Collected data entries

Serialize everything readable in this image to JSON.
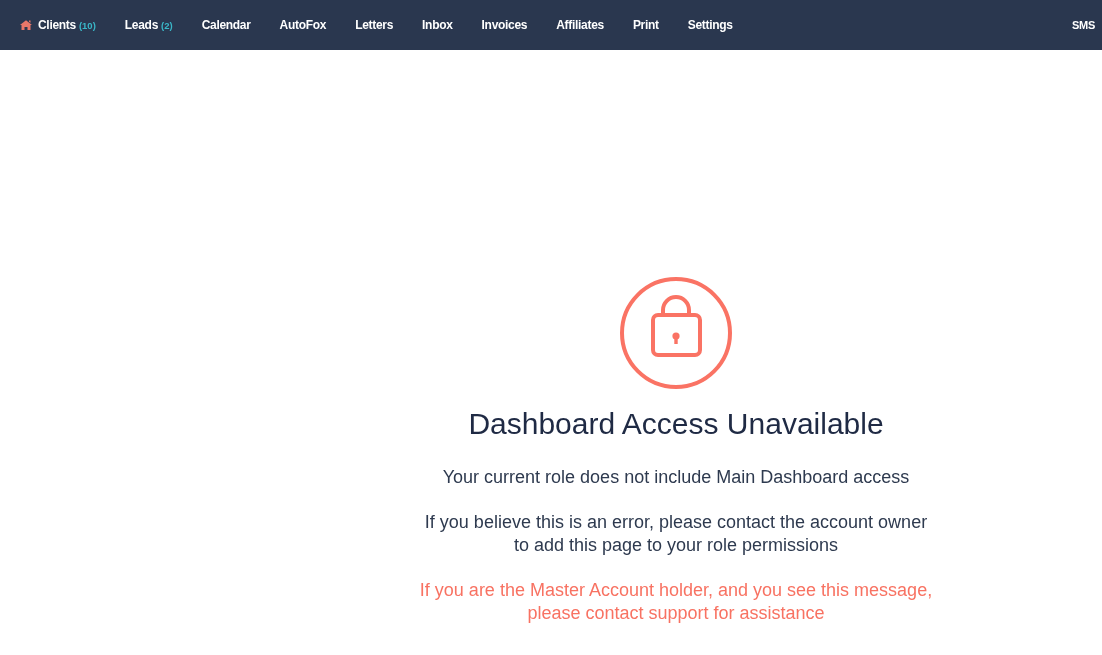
{
  "nav": {
    "home_link": {
      "label": "Clients",
      "count": "(10)"
    },
    "items": [
      {
        "label": "Leads",
        "count": "(2)"
      },
      {
        "label": "Calendar"
      },
      {
        "label": "AutoFox"
      },
      {
        "label": "Letters"
      },
      {
        "label": "Inbox"
      },
      {
        "label": "Invoices"
      },
      {
        "label": "Affiliates"
      },
      {
        "label": "Print"
      },
      {
        "label": "Settings"
      }
    ],
    "right_items": [
      {
        "label": "SMS"
      }
    ]
  },
  "notice": {
    "title": "Dashboard Access Unavailable",
    "message": "Your current role does not include Main Dashboard access",
    "instruction": "If you believe this is an error, please contact the account owner to add this page to your role permissions",
    "warning": "If you are the Master Account holder, and you see this message, please contact support for assistance"
  }
}
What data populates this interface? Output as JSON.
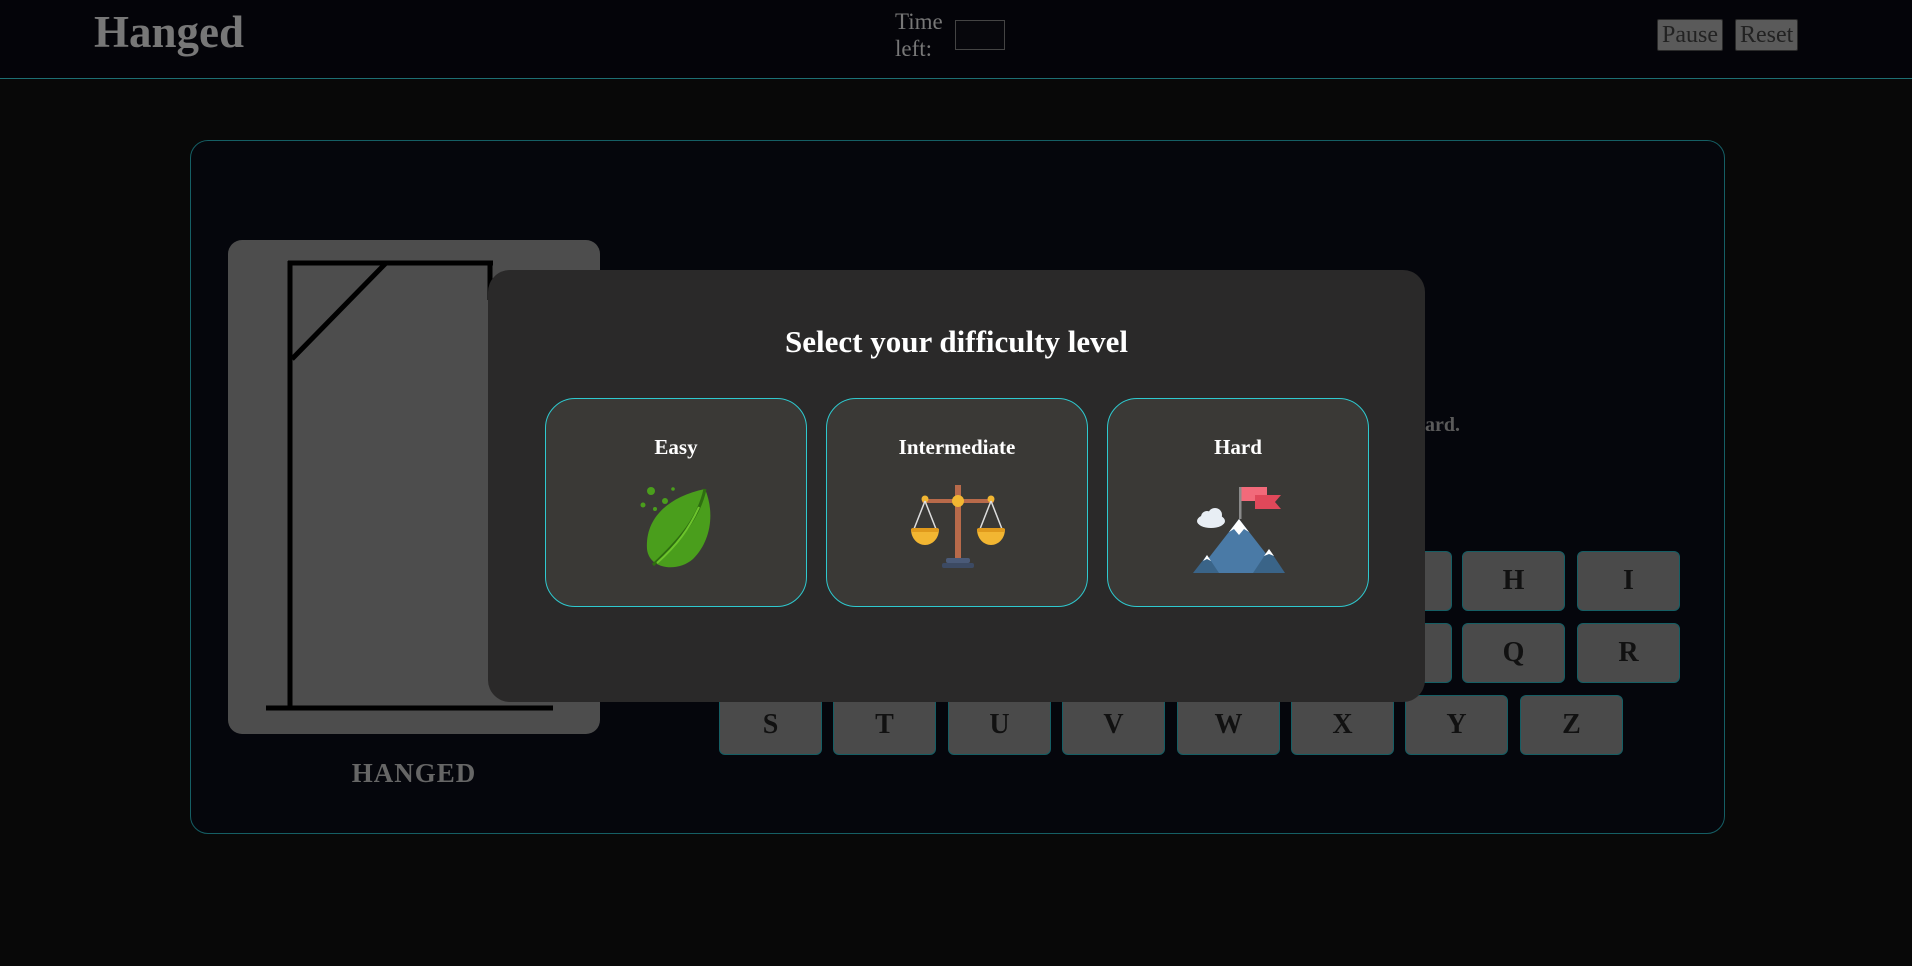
{
  "header": {
    "title": "Hanged",
    "timer_label": "Time left:",
    "timer_value": "",
    "pause_label": "Pause",
    "reset_label": "Reset"
  },
  "game": {
    "hanged_label": "HANGED",
    "hint_fragment": "ard.",
    "keyboard_visible": {
      "row1": [
        "H",
        "I"
      ],
      "row2": [
        "Q",
        "R"
      ],
      "row3": [
        "S",
        "T",
        "U",
        "V",
        "W",
        "X",
        "Y",
        "Z"
      ]
    }
  },
  "modal": {
    "title": "Select your difficulty level",
    "options": [
      {
        "label": "Easy",
        "icon": "leaf-icon"
      },
      {
        "label": "Intermediate",
        "icon": "balance-scale-icon"
      },
      {
        "label": "Hard",
        "icon": "mountain-flag-icon"
      }
    ]
  },
  "colors": {
    "accent": "#2ec9cf",
    "modal_bg": "#2a2929",
    "card_bg": "#3a3936"
  }
}
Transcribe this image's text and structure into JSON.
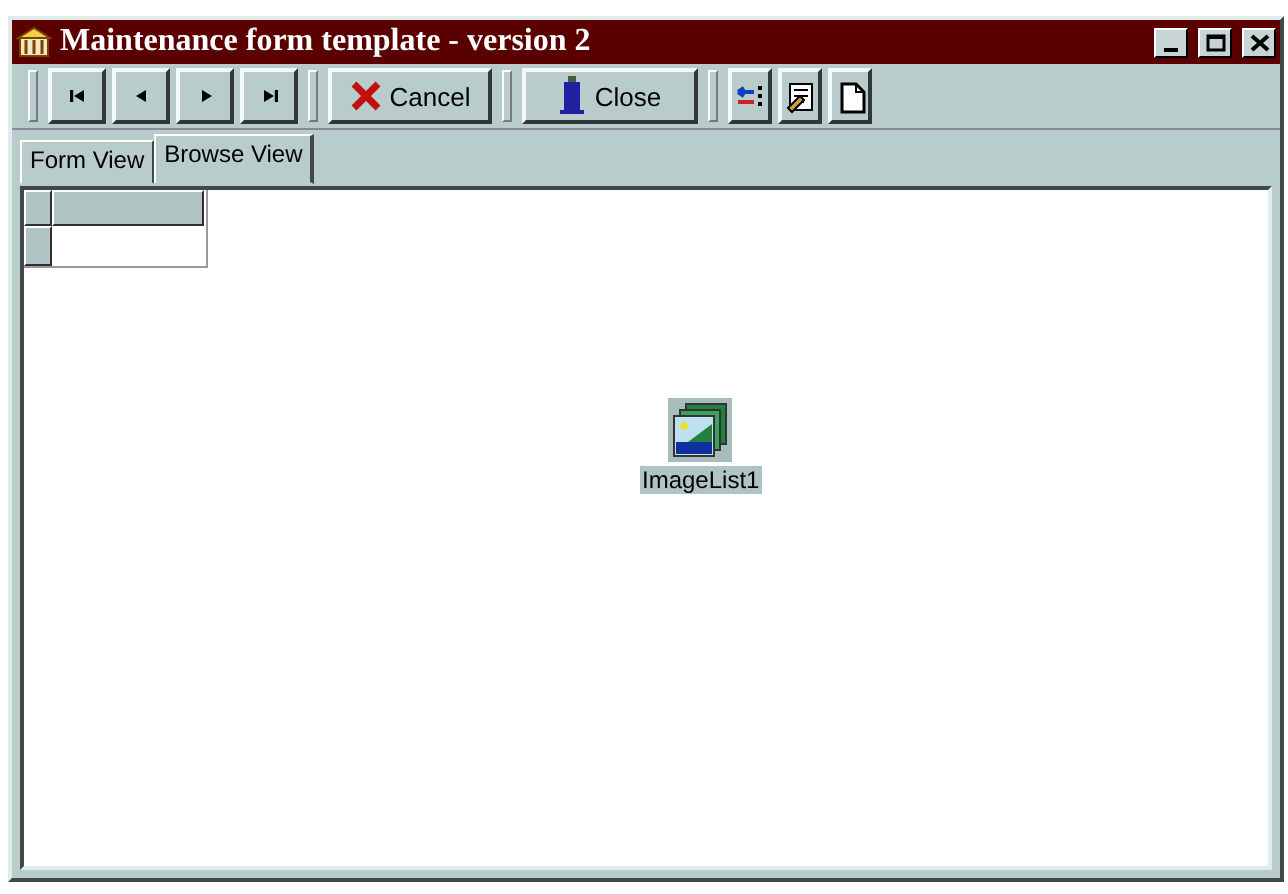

| Task |
Look above for lines with the word "title" and copy them all.

| Response below |
    "title": "Dashboard Access Unavailable",
    "title": "Hanged",
    "title": "Select your difficulty level",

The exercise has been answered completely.